Scan the records for the word "ぬいぐるみコレクション". Copy each line that includes it.
══ Record set ══
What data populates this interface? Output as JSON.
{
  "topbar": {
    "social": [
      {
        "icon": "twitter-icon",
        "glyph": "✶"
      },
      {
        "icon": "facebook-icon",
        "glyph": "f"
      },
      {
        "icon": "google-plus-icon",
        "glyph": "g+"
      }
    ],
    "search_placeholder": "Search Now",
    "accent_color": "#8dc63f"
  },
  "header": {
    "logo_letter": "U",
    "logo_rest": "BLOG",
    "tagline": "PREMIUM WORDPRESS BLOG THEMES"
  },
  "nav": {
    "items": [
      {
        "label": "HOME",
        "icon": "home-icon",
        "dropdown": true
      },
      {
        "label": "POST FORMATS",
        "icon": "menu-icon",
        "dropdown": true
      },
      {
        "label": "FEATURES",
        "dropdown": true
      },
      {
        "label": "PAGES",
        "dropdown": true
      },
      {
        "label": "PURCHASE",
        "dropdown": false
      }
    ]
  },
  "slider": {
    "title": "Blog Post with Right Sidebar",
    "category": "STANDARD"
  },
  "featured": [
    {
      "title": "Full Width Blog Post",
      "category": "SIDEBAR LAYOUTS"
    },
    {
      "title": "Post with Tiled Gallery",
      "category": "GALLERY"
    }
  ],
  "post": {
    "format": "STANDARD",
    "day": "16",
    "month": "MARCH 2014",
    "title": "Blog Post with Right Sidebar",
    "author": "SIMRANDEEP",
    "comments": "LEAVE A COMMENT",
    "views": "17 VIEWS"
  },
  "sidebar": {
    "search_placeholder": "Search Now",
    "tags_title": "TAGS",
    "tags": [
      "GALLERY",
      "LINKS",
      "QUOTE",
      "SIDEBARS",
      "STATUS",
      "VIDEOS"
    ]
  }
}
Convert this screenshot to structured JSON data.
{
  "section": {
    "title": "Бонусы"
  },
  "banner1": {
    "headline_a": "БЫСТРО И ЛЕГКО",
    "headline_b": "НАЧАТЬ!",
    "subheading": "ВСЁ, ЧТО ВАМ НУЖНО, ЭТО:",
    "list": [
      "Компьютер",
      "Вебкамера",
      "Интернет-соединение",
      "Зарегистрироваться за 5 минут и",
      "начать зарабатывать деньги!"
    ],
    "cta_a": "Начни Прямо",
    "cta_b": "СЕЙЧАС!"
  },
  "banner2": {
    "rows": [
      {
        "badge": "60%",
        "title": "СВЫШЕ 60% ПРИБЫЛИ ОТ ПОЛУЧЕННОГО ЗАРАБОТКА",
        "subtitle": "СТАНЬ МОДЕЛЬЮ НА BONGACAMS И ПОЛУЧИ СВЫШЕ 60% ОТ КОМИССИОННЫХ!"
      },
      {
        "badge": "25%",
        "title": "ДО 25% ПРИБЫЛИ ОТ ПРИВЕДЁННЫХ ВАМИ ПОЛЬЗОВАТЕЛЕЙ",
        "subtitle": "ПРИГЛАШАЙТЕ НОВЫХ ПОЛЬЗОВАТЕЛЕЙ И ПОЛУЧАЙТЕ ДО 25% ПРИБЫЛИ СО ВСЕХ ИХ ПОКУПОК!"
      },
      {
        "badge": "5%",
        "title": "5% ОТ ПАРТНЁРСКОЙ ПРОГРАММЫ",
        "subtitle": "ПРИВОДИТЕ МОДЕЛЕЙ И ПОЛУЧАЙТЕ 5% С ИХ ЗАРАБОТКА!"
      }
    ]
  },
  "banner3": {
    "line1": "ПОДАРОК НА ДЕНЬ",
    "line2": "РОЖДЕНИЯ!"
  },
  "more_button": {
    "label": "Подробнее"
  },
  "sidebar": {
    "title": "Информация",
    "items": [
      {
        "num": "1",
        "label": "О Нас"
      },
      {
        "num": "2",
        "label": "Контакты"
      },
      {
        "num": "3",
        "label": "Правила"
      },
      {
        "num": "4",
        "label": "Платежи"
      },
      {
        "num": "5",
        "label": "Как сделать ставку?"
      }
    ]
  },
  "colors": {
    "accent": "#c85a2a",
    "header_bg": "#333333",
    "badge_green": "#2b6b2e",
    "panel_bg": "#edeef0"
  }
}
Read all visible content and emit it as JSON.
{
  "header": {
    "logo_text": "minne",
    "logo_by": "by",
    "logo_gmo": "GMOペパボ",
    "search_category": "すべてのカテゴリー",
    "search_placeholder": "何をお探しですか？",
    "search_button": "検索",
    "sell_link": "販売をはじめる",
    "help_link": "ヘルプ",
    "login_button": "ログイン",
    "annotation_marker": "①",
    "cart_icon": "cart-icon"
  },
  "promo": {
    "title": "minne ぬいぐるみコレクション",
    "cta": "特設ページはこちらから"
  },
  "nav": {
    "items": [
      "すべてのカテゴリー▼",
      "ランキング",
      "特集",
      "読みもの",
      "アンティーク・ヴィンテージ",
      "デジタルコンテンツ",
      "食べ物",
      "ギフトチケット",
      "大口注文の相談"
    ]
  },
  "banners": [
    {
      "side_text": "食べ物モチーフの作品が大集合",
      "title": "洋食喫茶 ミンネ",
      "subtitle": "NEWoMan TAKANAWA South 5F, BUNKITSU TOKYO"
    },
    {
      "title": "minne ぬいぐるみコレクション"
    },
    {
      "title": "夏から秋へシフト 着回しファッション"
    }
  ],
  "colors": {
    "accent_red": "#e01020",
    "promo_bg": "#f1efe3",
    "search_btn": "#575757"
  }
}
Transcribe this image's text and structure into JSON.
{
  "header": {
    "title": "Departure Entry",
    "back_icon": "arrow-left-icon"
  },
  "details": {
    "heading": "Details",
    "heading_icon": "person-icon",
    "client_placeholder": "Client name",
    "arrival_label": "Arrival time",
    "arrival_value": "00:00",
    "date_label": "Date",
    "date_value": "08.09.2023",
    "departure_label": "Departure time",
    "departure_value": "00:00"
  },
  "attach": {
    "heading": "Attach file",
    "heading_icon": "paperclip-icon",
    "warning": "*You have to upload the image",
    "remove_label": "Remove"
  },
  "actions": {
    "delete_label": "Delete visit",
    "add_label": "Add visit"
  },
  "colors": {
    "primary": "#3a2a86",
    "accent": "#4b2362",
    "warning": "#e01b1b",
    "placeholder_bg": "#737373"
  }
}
═══
Complete answer
    "title": "minne ぬいぐるみコレクション",
      "title": "minne ぬいぐるみコレクション"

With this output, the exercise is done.